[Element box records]
—————
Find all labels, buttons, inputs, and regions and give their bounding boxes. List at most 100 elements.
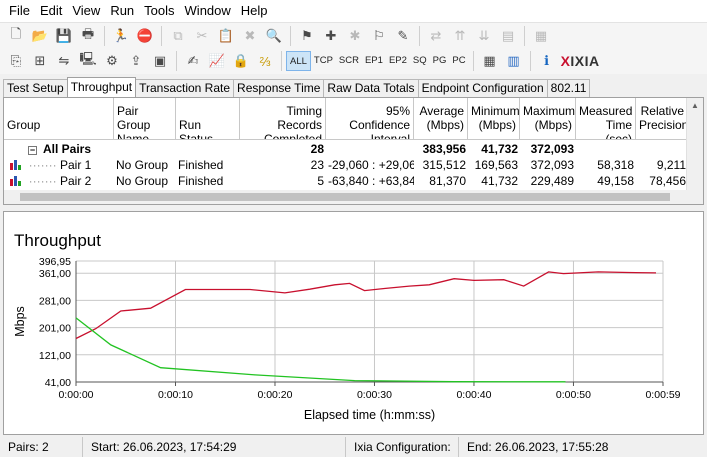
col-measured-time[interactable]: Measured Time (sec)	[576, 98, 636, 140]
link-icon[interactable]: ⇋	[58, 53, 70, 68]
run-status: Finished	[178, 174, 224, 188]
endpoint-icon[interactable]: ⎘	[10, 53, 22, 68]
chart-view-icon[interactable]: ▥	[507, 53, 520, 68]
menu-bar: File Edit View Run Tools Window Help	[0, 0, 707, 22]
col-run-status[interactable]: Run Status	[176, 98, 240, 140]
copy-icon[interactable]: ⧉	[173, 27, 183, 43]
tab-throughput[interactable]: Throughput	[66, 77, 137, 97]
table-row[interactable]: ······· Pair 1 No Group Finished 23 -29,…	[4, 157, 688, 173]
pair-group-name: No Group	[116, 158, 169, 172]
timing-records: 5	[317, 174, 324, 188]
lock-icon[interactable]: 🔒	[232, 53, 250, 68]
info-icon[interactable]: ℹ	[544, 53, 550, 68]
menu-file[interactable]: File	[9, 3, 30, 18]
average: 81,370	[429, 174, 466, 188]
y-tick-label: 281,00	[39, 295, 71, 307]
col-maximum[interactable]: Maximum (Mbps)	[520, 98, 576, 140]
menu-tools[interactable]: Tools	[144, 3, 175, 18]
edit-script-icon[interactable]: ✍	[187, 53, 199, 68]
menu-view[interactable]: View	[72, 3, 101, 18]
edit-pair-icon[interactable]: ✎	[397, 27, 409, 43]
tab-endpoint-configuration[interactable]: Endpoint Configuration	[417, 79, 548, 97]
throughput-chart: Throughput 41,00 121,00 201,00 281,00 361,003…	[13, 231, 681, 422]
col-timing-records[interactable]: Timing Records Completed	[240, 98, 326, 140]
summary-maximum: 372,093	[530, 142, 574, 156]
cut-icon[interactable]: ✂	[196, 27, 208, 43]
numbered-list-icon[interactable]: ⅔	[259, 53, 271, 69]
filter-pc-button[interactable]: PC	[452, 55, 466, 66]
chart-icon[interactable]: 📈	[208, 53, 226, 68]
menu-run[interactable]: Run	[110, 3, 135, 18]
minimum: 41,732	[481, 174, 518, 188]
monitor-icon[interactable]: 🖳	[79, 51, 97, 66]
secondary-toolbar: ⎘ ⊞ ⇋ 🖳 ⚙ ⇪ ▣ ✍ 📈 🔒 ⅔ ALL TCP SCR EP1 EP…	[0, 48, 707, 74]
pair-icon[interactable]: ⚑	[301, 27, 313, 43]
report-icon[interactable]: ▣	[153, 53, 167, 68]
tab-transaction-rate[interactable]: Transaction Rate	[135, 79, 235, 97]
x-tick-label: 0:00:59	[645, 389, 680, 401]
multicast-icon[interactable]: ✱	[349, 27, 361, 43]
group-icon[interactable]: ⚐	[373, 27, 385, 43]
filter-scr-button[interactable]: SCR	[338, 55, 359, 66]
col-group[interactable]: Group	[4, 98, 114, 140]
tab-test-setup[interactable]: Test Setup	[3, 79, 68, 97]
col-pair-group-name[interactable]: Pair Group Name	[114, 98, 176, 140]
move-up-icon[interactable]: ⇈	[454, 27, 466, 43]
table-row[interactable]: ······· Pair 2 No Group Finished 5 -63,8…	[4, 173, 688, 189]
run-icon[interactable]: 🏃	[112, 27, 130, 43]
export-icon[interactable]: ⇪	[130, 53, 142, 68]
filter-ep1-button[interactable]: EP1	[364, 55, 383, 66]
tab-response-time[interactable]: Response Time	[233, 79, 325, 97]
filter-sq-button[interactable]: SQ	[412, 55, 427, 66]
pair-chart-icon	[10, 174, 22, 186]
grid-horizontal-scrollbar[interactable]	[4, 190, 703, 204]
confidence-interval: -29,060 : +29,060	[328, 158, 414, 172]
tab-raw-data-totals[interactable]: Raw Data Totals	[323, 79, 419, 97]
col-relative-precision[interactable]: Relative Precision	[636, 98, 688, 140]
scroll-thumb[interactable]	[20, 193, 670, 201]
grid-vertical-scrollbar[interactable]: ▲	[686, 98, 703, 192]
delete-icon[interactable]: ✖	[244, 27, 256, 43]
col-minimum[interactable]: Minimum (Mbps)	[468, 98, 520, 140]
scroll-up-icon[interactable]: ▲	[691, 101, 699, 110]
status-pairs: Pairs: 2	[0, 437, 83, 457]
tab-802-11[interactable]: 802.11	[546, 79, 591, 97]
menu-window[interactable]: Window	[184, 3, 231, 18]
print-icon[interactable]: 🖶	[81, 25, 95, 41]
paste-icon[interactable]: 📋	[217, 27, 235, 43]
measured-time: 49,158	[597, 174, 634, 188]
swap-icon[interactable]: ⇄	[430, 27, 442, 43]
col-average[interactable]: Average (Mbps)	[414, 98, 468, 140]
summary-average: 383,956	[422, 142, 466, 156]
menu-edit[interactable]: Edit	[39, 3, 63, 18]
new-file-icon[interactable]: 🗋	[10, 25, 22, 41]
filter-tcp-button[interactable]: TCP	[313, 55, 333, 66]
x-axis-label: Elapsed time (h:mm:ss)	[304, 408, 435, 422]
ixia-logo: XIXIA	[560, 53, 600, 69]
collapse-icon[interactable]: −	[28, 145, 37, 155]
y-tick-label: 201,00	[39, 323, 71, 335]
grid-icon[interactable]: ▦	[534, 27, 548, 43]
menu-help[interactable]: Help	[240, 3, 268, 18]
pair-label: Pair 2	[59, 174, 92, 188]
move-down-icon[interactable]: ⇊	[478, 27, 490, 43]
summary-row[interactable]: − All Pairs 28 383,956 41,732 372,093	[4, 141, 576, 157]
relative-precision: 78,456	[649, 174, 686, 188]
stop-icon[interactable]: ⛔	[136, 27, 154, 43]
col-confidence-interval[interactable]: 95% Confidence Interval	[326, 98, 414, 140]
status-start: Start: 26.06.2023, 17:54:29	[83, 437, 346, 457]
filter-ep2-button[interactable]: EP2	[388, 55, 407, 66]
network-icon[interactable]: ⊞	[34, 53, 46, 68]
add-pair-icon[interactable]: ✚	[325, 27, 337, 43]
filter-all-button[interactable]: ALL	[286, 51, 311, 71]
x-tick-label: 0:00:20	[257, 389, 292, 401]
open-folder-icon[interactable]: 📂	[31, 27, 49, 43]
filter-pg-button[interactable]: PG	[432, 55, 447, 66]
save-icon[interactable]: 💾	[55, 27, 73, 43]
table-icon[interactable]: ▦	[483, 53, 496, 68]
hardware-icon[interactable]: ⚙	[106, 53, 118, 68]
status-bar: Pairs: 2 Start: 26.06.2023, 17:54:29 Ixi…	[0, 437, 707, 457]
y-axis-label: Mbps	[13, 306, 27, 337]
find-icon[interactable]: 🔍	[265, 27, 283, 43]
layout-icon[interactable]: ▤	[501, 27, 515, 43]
—————
SET EXERCISE:
Rewrite all of the data above, substituting "clickable" for each occurrence of "interactable" and changing nothing else. Leave the pictures out of your answer.

EXERCISE RESPONSE:
Find all labels, buttons, inputs, and regions and give their bounding boxes. List at most 100 elements.
col-measured-time[clickable]: Measured Time (sec)	[576, 98, 636, 140]
link-icon[clickable]: ⇋	[58, 53, 70, 68]
run-status: Finished	[178, 174, 224, 188]
endpoint-icon[clickable]: ⎘	[10, 53, 22, 68]
chart-view-icon[clickable]: ▥	[507, 53, 520, 68]
menu-bar: File Edit View Run Tools Window Help	[0, 0, 707, 22]
col-run-status[clickable]: Run Status	[176, 98, 240, 140]
copy-icon[clickable]: ⧉	[173, 27, 183, 43]
tab-throughput[clickable]: Throughput	[66, 77, 137, 97]
table-row[clickable]: ······· Pair 1 No Group Finished 23 -29,…	[4, 157, 688, 173]
pair-group-name: No Group	[116, 158, 169, 172]
timing-records: 5	[317, 174, 324, 188]
lock-icon[clickable]: 🔒	[232, 53, 250, 68]
info-icon[clickable]: ℹ	[544, 53, 550, 68]
menu-file[clickable]: File	[9, 3, 30, 18]
average: 81,370	[429, 174, 466, 188]
y-tick-label: 281,00	[39, 295, 71, 307]
col-maximum[clickable]: Maximum (Mbps)	[520, 98, 576, 140]
menu-tools[clickable]: Tools	[144, 3, 175, 18]
edit-script-icon[clickable]: ✍	[187, 53, 199, 68]
menu-view[clickable]: View	[72, 3, 101, 18]
edit-pair-icon[clickable]: ✎	[397, 27, 409, 43]
tab-endpoint-configuration[clickable]: Endpoint Configuration	[417, 79, 548, 97]
throughput-chart: Throughput 41,00 121,00 201,00 281,00 361,003…	[13, 231, 681, 422]
col-timing-records[clickable]: Timing Records Completed	[240, 98, 326, 140]
summary-maximum: 372,093	[530, 142, 574, 156]
cut-icon[clickable]: ✂	[196, 27, 208, 43]
numbered-list-icon[clickable]: ⅔	[259, 53, 271, 69]
filter-pc-button[clickable]: PC	[452, 55, 466, 66]
chart-icon[clickable]: 📈	[208, 53, 226, 68]
menu-run[clickable]: Run	[110, 3, 135, 18]
minimum: 41,732	[481, 174, 518, 188]
monitor-icon[clickable]: 🖳	[79, 51, 97, 66]
secondary-toolbar: ⎘ ⊞ ⇋ 🖳 ⚙ ⇪ ▣ ✍ 📈 🔒 ⅔ ALL TCP SCR EP1 EP…	[0, 48, 707, 74]
pair-icon[clickable]: ⚑	[301, 27, 313, 43]
report-icon[clickable]: ▣	[153, 53, 167, 68]
tab-transaction-rate[clickable]: Transaction Rate	[135, 79, 235, 97]
x-tick-label: 0:00:59	[645, 389, 680, 401]
multicast-icon[clickable]: ✱	[349, 27, 361, 43]
group-icon[clickable]: ⚐	[373, 27, 385, 43]
filter-scr-button[clickable]: SCR	[338, 55, 359, 66]
col-group[clickable]: Group	[4, 98, 114, 140]
tab-test-setup[clickable]: Test Setup	[3, 79, 68, 97]
col-pair-group-name[clickable]: Pair Group Name	[114, 98, 176, 140]
move-up-icon[clickable]: ⇈	[454, 27, 466, 43]
table-row[clickable]: ······· Pair 2 No Group Finished 5 -63,8…	[4, 173, 688, 189]
run-icon[clickable]: 🏃	[112, 27, 130, 43]
export-icon[clickable]: ⇪	[130, 53, 142, 68]
filter-ep1-button[clickable]: EP1	[364, 55, 383, 66]
tab-response-time[clickable]: Response Time	[233, 79, 325, 97]
filter-sq-button[clickable]: SQ	[412, 55, 427, 66]
pair-chart-icon	[10, 174, 22, 186]
grid-horizontal-scrollbar[clickable]	[4, 190, 703, 204]
confidence-interval: -29,060 : +29,060	[328, 158, 414, 172]
tab-raw-data-totals[clickable]: Raw Data Totals	[323, 79, 419, 97]
col-relative-precision[clickable]: Relative Precision	[636, 98, 688, 140]
scroll-thumb[clickable]	[20, 193, 670, 201]
grid-vertical-scrollbar[clickable]: ▲	[686, 98, 703, 192]
delete-icon[clickable]: ✖	[244, 27, 256, 43]
col-minimum[clickable]: Minimum (Mbps)	[468, 98, 520, 140]
scroll-up-icon[clickable]: ▲	[691, 101, 699, 110]
status-pairs: Pairs: 2	[0, 437, 83, 457]
tab-802-11[clickable]: 802.11	[546, 79, 591, 97]
menu-window[clickable]: Window	[184, 3, 231, 18]
print-icon[clickable]: 🖶	[81, 25, 95, 41]
paste-icon[clickable]: 📋	[217, 27, 235, 43]
measured-time: 49,158	[597, 174, 634, 188]
swap-icon[clickable]: ⇄	[430, 27, 442, 43]
col-average[clickable]: Average (Mbps)	[414, 98, 468, 140]
summary-average: 383,956	[422, 142, 466, 156]
menu-edit[clickable]: Edit	[39, 3, 63, 18]
new-file-icon[clickable]: 🗋	[10, 25, 22, 41]
filter-tcp-button[clickable]: TCP	[313, 55, 333, 66]
x-axis-label: Elapsed time (h:mm:ss)	[304, 408, 435, 422]
ixia-logo: XIXIA	[560, 53, 600, 69]
collapse-icon[clickable]: −	[28, 145, 37, 155]
y-tick-label: 201,00	[39, 323, 71, 335]
grid-icon[clickable]: ▦	[534, 27, 548, 43]
menu-help[clickable]: Help	[240, 3, 268, 18]
pair-label: Pair 2	[59, 174, 92, 188]
move-down-icon[clickable]: ⇊	[478, 27, 490, 43]
summary-row[clickable]: − All Pairs 28 383,956 41,732 372,093	[4, 141, 576, 157]
relative-precision: 78,456	[649, 174, 686, 188]
stop-icon[clickable]: ⛔	[136, 27, 154, 43]
col-confidence-interval[clickable]: 95% Confidence Interval	[326, 98, 414, 140]
status-start: Start: 26.06.2023, 17:54:29	[83, 437, 346, 457]
filter-ep2-button[clickable]: EP2	[388, 55, 407, 66]
network-icon[clickable]: ⊞	[34, 53, 46, 68]
add-pair-icon[clickable]: ✚	[325, 27, 337, 43]
filter-all-button[clickable]: ALL	[286, 51, 311, 71]
x-tick-label: 0:00:20	[257, 389, 292, 401]
open-folder-icon[clickable]: 📂	[31, 27, 49, 43]
filter-pg-button[clickable]: PG	[432, 55, 447, 66]
save-icon[clickable]: 💾	[55, 27, 73, 43]
table-icon[clickable]: ▦	[483, 53, 496, 68]
hardware-icon[clickable]: ⚙	[106, 53, 118, 68]
status-bar: Pairs: 2 Start: 26.06.2023, 17:54:29 Ixi…	[0, 437, 707, 457]
y-axis-label: Mbps	[13, 306, 27, 337]
find-icon[clickable]: 🔍	[265, 27, 283, 43]
layout-icon[clickable]: ▤	[501, 27, 515, 43]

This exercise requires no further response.